→ **Task prompt**
Pull out every line below that contains the word "chevron".

>>

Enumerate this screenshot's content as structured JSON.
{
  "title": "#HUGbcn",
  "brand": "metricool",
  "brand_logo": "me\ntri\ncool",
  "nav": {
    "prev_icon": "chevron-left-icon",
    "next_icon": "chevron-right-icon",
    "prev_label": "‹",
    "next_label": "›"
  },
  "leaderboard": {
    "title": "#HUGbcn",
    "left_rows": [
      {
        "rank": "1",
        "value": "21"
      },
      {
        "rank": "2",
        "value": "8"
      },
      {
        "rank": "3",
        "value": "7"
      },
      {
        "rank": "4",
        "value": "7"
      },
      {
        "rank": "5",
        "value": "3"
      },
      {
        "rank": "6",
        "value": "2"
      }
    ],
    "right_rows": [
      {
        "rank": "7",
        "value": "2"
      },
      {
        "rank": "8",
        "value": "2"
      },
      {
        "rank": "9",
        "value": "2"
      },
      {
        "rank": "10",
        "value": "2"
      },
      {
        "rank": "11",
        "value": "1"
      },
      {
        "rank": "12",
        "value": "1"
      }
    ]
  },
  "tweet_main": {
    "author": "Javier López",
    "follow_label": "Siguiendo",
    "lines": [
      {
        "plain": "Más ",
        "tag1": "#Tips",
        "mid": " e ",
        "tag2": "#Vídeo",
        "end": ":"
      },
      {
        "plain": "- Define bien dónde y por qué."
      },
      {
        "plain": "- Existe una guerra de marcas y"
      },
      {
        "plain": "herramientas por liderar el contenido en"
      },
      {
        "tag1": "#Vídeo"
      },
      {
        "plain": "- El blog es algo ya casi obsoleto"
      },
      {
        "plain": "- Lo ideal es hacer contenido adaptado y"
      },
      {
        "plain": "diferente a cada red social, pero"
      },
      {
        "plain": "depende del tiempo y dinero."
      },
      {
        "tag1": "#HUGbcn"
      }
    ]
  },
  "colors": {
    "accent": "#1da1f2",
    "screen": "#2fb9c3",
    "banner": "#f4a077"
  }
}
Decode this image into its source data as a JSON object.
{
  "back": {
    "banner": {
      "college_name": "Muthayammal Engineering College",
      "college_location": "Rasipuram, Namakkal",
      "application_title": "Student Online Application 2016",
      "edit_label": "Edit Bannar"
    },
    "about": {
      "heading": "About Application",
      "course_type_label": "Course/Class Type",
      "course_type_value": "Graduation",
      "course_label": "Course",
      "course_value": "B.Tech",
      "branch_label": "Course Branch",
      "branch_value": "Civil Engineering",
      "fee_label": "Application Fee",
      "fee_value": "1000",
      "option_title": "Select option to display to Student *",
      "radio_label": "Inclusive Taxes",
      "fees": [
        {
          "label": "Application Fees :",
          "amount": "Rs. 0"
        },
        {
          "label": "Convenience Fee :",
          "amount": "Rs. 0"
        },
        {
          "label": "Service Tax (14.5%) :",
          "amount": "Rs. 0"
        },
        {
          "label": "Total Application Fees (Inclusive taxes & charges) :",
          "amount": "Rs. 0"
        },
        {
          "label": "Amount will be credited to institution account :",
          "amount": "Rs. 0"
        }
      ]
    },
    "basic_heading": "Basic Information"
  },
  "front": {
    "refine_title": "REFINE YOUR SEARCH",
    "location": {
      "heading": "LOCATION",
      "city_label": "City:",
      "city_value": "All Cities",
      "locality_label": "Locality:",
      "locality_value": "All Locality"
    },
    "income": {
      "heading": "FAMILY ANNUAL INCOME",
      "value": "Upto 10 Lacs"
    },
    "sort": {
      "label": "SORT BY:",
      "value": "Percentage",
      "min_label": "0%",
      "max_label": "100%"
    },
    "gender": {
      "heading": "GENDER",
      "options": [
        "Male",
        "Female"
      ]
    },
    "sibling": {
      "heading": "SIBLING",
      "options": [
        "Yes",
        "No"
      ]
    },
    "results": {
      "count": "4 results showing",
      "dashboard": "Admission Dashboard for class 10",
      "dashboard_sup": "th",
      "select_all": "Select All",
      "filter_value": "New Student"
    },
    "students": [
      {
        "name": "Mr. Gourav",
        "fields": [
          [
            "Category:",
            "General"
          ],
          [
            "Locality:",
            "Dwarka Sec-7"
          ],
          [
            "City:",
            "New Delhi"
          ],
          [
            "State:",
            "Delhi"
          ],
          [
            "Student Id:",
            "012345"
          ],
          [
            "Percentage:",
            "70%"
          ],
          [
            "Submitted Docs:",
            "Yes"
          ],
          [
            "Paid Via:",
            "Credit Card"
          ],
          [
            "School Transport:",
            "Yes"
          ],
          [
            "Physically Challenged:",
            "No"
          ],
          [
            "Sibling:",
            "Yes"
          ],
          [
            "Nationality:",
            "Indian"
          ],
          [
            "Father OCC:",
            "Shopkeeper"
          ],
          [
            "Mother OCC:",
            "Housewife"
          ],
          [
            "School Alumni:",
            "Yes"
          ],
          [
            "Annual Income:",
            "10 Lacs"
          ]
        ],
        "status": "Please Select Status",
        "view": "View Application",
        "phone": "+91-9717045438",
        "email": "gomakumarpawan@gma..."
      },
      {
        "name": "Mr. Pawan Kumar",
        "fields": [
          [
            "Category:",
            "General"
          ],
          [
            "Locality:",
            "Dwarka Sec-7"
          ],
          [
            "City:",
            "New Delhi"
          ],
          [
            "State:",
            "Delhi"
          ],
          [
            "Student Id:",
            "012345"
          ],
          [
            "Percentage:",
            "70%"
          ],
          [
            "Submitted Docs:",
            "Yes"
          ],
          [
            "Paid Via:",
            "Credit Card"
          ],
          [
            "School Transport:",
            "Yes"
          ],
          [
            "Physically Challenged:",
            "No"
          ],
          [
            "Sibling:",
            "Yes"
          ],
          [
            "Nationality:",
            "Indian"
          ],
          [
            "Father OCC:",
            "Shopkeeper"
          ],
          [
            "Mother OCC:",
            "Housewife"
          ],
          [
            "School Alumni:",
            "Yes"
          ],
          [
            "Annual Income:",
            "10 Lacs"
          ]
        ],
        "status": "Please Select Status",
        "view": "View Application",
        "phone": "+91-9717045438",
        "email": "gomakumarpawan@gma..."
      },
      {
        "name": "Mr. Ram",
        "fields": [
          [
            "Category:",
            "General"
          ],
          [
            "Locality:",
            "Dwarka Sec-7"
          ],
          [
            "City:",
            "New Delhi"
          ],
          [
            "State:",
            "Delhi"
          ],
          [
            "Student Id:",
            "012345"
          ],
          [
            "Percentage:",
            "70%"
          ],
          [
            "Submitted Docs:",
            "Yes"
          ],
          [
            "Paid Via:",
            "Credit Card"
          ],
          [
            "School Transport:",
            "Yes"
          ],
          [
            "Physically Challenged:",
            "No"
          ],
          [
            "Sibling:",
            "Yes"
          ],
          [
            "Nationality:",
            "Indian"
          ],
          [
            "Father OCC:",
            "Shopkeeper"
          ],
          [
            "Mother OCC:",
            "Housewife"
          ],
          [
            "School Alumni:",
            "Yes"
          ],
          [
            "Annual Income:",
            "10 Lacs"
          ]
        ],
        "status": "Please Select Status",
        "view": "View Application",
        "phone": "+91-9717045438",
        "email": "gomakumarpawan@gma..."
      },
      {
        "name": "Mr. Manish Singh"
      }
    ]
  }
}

<<

→ **Written solution**
    "prev_icon": "chevron-left-icon",
    "next_icon": "chevron-right-icon",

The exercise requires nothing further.